-- PROBLEM DETAILS --
In the records below, tally every line containing "months". Report only the total.

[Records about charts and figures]
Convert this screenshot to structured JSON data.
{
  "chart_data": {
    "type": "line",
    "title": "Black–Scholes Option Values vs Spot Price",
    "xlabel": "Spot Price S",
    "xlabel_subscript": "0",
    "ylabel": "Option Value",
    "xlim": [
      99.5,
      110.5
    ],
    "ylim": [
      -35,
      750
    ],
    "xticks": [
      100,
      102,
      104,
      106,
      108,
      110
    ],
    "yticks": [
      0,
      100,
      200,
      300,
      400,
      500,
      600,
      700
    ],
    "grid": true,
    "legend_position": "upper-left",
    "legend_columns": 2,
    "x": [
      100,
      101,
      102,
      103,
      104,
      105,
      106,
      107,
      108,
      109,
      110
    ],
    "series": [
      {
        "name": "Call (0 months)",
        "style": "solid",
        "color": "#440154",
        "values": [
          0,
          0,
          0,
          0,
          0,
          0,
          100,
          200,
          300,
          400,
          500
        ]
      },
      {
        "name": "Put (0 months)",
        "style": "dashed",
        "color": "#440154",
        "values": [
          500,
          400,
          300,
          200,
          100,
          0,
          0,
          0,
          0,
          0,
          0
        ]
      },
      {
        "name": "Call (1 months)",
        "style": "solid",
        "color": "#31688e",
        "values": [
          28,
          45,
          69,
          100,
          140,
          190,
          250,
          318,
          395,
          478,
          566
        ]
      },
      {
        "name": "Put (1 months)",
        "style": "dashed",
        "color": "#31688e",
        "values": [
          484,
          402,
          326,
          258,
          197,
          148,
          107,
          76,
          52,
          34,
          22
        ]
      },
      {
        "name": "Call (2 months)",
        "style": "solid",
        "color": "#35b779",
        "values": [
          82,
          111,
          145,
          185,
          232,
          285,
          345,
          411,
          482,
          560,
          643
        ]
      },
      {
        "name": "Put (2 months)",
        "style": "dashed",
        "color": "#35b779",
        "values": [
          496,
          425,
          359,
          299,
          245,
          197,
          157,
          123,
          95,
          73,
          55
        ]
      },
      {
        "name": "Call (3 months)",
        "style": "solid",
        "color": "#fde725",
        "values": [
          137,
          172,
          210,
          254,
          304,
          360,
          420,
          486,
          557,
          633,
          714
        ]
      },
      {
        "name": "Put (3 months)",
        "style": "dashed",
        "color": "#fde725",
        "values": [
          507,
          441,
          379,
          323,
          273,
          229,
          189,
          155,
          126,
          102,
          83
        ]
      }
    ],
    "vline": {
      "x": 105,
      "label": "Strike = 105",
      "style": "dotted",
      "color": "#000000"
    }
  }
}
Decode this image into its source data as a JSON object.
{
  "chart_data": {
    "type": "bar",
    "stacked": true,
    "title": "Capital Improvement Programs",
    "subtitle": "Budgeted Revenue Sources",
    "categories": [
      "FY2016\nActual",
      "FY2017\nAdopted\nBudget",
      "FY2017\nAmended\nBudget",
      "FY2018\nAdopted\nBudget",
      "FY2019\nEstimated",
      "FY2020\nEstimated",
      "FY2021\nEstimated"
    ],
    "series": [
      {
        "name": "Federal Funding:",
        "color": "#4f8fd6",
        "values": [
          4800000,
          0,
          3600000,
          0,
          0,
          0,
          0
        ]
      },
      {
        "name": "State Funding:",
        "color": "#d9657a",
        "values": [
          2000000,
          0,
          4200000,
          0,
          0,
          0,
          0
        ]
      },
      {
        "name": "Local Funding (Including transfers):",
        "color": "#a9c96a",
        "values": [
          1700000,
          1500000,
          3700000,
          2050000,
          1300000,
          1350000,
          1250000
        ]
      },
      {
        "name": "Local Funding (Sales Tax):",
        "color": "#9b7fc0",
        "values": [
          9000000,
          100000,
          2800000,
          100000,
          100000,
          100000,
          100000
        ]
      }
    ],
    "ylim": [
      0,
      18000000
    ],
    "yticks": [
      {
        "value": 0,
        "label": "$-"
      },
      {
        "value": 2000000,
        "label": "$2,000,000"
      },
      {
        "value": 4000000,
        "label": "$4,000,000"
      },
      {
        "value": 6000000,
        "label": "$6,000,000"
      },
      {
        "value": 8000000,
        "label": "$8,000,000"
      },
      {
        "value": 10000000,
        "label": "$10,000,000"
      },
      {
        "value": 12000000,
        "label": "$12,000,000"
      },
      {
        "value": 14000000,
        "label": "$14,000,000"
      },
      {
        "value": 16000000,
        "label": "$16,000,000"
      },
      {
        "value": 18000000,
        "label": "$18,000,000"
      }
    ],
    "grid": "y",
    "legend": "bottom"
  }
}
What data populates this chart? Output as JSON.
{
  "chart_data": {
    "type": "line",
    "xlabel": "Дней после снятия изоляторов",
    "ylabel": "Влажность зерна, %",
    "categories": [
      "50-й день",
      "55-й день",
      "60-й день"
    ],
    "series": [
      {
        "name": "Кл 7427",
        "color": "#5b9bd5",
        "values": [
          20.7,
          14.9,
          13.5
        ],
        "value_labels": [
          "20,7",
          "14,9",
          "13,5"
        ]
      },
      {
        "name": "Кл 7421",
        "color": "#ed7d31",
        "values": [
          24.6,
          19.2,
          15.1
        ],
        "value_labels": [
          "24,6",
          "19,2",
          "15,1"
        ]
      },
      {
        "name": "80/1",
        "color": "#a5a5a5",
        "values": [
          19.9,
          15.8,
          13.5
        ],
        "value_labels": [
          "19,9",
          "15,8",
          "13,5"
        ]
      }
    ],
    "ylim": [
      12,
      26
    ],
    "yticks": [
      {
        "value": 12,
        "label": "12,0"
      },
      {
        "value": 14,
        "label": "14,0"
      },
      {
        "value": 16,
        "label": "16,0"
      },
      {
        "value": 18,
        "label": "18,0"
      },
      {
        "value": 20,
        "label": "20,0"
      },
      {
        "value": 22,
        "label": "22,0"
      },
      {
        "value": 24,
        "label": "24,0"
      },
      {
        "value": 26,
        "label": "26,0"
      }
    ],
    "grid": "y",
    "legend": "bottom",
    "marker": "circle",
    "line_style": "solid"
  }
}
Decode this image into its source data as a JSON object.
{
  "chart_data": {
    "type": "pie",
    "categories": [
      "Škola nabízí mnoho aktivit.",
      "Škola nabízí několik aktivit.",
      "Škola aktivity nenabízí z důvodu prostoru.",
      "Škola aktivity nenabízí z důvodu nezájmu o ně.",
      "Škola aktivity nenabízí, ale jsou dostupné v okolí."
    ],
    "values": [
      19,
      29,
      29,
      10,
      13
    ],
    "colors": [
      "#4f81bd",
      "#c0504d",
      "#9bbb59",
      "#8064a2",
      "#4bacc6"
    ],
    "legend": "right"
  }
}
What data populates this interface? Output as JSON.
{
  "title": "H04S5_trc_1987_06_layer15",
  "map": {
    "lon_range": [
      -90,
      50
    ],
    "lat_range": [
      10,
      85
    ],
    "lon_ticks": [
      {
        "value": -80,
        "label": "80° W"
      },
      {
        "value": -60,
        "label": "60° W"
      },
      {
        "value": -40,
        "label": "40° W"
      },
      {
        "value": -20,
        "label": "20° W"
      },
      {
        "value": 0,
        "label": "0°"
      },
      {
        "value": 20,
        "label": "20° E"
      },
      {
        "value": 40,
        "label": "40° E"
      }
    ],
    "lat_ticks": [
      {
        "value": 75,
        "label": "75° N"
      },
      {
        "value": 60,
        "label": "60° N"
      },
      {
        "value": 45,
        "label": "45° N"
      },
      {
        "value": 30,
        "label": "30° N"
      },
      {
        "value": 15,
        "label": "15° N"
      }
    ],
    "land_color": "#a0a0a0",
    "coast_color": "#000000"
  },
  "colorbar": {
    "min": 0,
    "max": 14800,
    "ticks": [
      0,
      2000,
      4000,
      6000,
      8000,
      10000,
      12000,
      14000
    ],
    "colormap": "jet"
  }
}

-- RESPONSE TO THE TASK --
8